#### [GIVEN EXERCISE]
Compile every line that includes the word "false".

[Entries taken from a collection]
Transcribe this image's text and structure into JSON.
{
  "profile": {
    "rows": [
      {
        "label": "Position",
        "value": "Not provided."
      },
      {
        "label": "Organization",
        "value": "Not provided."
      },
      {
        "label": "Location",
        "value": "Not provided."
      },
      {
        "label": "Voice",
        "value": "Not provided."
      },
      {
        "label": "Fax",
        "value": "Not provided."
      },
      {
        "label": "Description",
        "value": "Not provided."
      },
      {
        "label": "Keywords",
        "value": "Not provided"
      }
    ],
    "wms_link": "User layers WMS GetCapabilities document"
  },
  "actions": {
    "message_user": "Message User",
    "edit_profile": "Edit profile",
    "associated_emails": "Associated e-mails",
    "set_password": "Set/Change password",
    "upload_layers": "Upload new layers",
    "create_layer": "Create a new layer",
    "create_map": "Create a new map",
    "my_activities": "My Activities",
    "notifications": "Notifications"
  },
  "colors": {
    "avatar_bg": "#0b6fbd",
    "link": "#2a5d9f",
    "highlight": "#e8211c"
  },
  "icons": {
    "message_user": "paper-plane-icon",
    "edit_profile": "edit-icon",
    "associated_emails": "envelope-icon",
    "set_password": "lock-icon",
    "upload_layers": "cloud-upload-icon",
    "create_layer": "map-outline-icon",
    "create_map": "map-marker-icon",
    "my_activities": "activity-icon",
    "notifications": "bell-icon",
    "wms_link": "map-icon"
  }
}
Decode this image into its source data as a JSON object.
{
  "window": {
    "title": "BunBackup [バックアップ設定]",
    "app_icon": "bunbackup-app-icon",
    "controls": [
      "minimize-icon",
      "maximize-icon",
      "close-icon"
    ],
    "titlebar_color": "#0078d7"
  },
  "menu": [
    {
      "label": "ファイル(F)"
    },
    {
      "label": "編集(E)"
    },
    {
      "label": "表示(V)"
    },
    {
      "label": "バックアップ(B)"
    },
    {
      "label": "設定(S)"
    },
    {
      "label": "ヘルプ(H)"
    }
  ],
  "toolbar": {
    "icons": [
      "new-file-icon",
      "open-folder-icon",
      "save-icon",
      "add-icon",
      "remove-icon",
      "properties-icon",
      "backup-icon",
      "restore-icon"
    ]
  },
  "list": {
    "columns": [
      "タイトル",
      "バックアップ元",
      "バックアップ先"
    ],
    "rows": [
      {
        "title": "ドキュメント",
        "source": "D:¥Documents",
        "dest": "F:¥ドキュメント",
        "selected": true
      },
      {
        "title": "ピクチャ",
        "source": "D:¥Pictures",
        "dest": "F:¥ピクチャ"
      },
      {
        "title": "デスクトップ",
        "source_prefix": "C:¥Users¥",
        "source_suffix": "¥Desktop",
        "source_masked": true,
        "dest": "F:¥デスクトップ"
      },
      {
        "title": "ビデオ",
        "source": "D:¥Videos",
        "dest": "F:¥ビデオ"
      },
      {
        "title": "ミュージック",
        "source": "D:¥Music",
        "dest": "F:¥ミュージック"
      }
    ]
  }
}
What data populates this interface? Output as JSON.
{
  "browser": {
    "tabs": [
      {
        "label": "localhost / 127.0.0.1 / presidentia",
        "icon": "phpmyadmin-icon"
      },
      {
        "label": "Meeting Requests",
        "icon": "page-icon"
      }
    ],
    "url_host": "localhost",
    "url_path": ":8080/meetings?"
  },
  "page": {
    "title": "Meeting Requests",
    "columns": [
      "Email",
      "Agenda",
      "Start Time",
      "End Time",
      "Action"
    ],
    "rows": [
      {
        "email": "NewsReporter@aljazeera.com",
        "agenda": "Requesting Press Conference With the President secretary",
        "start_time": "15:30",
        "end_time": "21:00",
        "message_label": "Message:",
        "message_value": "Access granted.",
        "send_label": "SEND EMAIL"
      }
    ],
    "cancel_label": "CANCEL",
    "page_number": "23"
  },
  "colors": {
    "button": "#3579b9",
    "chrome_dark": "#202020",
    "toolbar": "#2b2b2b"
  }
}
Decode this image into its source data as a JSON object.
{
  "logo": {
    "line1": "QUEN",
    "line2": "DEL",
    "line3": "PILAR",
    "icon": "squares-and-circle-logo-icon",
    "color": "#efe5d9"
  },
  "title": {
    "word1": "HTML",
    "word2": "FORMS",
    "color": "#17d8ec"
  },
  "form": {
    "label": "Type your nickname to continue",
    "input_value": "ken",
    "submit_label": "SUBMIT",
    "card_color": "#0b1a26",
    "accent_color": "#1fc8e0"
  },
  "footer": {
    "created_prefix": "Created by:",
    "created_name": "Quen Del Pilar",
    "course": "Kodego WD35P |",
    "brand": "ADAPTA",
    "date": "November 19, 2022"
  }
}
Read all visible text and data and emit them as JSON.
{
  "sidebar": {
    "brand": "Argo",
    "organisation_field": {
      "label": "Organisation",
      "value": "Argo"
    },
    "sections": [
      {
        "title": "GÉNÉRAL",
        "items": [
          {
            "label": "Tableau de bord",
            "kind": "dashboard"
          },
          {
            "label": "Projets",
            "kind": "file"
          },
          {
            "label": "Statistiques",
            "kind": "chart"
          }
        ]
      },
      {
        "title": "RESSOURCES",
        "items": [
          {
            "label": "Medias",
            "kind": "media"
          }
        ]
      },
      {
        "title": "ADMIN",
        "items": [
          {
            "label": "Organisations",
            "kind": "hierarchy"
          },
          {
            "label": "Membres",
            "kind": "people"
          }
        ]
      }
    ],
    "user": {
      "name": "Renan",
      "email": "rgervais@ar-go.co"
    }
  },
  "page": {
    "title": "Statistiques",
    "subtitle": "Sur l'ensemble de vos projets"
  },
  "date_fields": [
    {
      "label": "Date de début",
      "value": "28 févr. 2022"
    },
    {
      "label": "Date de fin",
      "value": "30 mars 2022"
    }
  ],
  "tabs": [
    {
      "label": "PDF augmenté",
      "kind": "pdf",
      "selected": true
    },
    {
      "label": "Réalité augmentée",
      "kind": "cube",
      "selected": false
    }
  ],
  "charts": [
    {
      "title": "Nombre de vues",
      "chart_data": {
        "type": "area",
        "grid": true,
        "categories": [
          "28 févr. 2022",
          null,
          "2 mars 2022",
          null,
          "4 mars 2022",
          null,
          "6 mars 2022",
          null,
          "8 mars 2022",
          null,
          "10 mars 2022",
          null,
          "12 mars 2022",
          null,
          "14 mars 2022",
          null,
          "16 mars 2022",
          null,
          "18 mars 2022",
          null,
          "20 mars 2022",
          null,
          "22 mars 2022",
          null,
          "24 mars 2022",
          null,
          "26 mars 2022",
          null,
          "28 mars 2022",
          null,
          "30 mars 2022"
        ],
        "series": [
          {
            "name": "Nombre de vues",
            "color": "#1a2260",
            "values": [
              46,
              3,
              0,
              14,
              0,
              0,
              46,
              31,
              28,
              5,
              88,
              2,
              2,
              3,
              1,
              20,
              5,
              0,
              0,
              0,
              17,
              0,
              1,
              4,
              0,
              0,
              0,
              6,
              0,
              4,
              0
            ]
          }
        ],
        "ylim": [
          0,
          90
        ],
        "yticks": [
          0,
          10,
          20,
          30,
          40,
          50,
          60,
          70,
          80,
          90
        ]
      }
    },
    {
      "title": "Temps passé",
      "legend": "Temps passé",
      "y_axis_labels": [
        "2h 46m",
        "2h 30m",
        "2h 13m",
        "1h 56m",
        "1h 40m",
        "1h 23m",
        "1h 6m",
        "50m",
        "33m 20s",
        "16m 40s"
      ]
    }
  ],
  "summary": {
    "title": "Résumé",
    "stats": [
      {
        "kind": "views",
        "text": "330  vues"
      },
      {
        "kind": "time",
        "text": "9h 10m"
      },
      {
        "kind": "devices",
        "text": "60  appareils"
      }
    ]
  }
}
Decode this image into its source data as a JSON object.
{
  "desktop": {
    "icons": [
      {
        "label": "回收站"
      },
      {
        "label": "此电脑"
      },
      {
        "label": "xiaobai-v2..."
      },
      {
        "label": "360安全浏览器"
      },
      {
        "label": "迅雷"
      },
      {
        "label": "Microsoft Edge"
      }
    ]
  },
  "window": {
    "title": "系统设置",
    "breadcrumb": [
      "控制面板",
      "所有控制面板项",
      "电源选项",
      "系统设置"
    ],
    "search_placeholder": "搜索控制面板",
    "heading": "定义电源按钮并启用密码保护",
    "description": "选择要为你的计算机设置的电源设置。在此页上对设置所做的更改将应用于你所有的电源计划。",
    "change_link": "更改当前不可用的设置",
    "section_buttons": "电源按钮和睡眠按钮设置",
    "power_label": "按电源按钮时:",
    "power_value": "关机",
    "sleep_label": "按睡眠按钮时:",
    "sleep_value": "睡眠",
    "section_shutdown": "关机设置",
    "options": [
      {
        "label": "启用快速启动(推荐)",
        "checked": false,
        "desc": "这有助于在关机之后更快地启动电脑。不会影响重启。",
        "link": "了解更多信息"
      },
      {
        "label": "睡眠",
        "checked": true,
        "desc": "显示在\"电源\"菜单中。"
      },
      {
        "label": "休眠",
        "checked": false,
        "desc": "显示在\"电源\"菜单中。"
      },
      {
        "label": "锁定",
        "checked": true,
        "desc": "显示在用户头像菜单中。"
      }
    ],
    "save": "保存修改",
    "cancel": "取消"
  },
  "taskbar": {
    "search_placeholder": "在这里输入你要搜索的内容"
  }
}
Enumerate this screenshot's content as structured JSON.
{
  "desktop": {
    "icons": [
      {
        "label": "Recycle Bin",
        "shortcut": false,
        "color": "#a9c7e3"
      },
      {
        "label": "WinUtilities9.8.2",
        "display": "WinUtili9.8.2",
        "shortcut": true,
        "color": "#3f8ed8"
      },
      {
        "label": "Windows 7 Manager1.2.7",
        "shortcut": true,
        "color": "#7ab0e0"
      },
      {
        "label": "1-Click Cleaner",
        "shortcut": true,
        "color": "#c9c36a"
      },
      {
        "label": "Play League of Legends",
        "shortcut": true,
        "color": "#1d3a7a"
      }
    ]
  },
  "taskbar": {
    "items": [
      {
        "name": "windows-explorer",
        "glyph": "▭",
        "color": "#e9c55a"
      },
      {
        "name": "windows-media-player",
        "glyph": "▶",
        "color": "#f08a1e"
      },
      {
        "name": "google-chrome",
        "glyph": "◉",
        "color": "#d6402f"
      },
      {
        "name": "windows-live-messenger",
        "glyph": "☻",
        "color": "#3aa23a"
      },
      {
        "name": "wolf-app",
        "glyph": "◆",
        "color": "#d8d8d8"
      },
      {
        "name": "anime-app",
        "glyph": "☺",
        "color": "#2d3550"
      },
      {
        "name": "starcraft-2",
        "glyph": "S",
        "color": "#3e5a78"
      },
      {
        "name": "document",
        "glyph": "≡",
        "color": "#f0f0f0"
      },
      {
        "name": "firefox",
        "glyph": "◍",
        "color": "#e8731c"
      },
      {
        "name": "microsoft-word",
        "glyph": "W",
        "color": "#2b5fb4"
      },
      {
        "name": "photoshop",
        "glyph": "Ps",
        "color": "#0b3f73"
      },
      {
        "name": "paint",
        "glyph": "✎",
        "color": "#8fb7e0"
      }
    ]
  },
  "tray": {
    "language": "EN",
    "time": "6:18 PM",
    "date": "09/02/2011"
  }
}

#### [THE RESPONSE]
      "selected": false
        "checked": false,
        "checked": false,
        "shortcut": false,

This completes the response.